** BEGIN Records supplied **

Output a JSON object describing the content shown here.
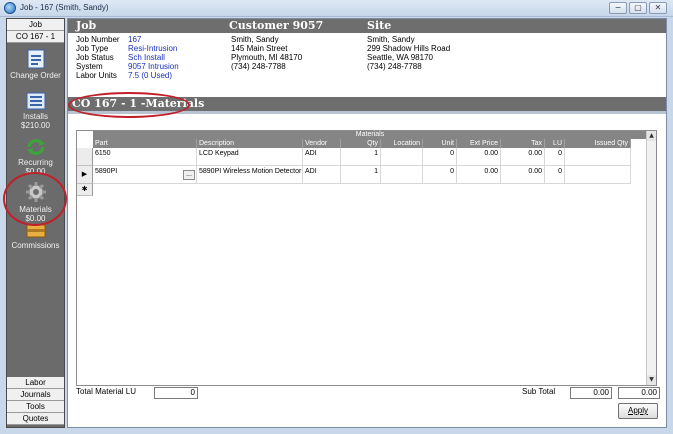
{
  "window": {
    "title": "Job - 167 (Smith, Sandy)",
    "buttons": [
      "−",
      "▢",
      "✕"
    ]
  },
  "sidebar": {
    "top_tabs": [
      "Job",
      "CO 167 - 1"
    ],
    "items": [
      {
        "label": "Change Order",
        "sub": "",
        "icon": "document-icon"
      },
      {
        "label": "Installs",
        "sub": "$210.00",
        "icon": "list-icon"
      },
      {
        "label": "Recurring",
        "sub": "$0.00",
        "icon": "recycle-icon"
      },
      {
        "label": "Materials",
        "sub": "$0.00",
        "icon": "gear-icon"
      },
      {
        "label": "Commissions",
        "sub": "",
        "icon": "money-icon"
      }
    ],
    "bottom_tabs": [
      "Labor",
      "Journals",
      "Tools",
      "Quotes"
    ]
  },
  "header": {
    "job": "Job",
    "customer": "Customer 9057",
    "site": "Site"
  },
  "job_info": [
    {
      "label": "Job Number",
      "value": "167"
    },
    {
      "label": "Job Type",
      "value": "Resi-Intrusion"
    },
    {
      "label": "Job Status",
      "value": "Sch Install"
    },
    {
      "label": "System",
      "value": "9057 Intrusion"
    },
    {
      "label": "Labor Units",
      "value": "7.5 (0 Used)"
    }
  ],
  "customer_info": [
    "Smith, Sandy",
    "145 Main Street",
    "Plymouth, MI  48170",
    "(734) 248-7788"
  ],
  "site_info": [
    "Smith, Sandy",
    "299 Shadow Hills Road",
    "Seattle, WA  98170",
    "(734) 248-7788"
  ],
  "section_title": "CO 167 - 1 -Materials",
  "grid": {
    "caption": "Materials",
    "columns": [
      "Part",
      "Description",
      "Vendor",
      "Qty",
      "Location",
      "Unit",
      "Ext Price",
      "Tax",
      "LU",
      "Issued Qty"
    ],
    "rows": [
      {
        "part": "6150",
        "description": "LCD Keypad",
        "vendor": "ADI",
        "qty": "1",
        "location": "",
        "unit": "0",
        "ext_price": "0.00",
        "tax": "0.00",
        "lu": "0",
        "issued": ""
      },
      {
        "part": "5890PI",
        "description": "5890PI Wireless Motion Detector",
        "vendor": "ADI",
        "qty": "1",
        "location": "",
        "unit": "0",
        "ext_price": "0.00",
        "tax": "0.00",
        "lu": "0",
        "issued": ""
      }
    ],
    "row_markers": [
      "",
      "▶",
      "✱"
    ],
    "ellipsis": "..."
  },
  "footer": {
    "total_lu_label": "Total Material LU",
    "total_lu_value": "0",
    "subtotal_label": "Sub Total",
    "subtotal_value": "0.00",
    "subtotal_value2": "0.00",
    "apply_label": "Apply"
  },
  "colors": {
    "annotation": "#c0202a",
    "link_blue": "#1a2fbf",
    "header_gray": "#6e6e6e"
  }
}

** END Records supplied **

Required task: Collect every line with the string "Intrusion" from the records, and copy each.

Finished answer:
      "value": "Resi-Intrusion"
      "value": "9057 Intrusion"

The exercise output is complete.